- [Work to do] Go through the lines below and copy each one that holds the string "value".

- [Records for the task]
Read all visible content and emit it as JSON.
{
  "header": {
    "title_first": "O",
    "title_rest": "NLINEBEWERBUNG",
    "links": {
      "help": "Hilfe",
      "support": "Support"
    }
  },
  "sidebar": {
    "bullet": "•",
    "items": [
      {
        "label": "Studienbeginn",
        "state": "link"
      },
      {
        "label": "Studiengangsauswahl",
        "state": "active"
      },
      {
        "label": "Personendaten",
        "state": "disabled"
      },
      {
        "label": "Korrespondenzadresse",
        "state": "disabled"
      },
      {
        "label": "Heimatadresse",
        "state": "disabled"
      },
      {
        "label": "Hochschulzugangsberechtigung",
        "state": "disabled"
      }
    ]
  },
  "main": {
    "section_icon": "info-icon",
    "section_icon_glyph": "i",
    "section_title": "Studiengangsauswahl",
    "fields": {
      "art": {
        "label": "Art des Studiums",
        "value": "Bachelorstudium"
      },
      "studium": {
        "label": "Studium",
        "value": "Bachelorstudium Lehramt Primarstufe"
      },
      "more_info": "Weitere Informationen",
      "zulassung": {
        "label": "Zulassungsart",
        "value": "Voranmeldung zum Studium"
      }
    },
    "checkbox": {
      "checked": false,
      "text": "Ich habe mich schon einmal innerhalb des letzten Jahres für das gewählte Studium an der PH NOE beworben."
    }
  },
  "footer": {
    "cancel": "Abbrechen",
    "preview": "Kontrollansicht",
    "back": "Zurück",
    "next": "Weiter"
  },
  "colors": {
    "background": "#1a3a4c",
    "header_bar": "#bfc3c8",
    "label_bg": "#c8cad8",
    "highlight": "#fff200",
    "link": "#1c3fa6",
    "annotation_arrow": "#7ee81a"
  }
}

- [Correct response]
        "value": "Bachelorstudium"
        "value": "Bachelorstudium Lehramt Primarstufe"
        "value": "Voranmeldung zum Studium"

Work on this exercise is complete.